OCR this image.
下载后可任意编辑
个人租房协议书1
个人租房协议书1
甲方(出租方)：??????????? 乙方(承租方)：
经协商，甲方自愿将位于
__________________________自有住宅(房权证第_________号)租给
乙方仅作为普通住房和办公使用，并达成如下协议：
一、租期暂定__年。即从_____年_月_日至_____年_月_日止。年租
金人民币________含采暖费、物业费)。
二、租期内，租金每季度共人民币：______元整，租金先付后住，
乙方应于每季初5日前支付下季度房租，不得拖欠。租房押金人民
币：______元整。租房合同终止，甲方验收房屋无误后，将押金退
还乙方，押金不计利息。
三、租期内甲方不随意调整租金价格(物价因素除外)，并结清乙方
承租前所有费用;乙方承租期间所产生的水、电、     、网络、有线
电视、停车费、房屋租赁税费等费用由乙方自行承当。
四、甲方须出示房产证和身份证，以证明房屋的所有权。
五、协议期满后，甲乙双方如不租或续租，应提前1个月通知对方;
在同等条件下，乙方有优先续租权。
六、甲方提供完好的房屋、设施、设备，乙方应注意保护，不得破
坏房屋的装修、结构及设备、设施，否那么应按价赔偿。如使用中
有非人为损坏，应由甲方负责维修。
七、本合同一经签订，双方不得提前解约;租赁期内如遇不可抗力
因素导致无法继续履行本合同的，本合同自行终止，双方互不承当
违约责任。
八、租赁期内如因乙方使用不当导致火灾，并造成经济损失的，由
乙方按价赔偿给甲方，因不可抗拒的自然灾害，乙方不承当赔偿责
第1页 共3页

· · · ·

▶ [PROBLEM DESCRIPTION]: Give the records above again, word for word.

▶ [FULL ANSWER]:
OCR this image.
下载后可任意编辑
个人租房协议书1
个人租房协议书1
甲方(出租方)：??????????? 乙方(承租方)：
经协商，甲方自愿将位于
__________________________自有住宅(房权证第_________号)租给
乙方仅作为普通住房和办公使用，并达成如下协议：
一、租期暂定__年。即从_____年_月_日至_____年_月_日止。年租
金人民币________含采暖费、物业费)。
二、租期内，租金每季度共人民币：______元整，租金先付后住，
乙方应于每季初5日前支付下季度房租，不得拖欠。租房押金人民
币：______元整。租房合同终止，甲方验收房屋无误后，将押金退
还乙方，押金不计利息。
三、租期内甲方不随意调整租金价格(物价因素除外)，并结清乙方
承租前所有费用;乙方承租期间所产生的水、电、     、网络、有线
电视、停车费、房屋租赁税费等费用由乙方自行承当。
四、甲方须出示房产证和身份证，以证明房屋的所有权。
五、协议期满后，甲乙双方如不租或续租，应提前1个月通知对方;
在同等条件下，乙方有优先续租权。
六、甲方提供完好的房屋、设施、设备，乙方应注意保护，不得破
坏房屋的装修、结构及设备、设施，否那么应按价赔偿。如使用中
有非人为损坏，应由甲方负责维修。
七、本合同一经签订，双方不得提前解约;租赁期内如遇不可抗力
因素导致无法继续履行本合同的，本合同自行终止，双方互不承当
违约责任。
八、租赁期内如因乙方使用不当导致火灾，并造成经济损失的，由
乙方按价赔偿给甲方，因不可抗拒的自然灾害，乙方不承当赔偿责
第1页 共3页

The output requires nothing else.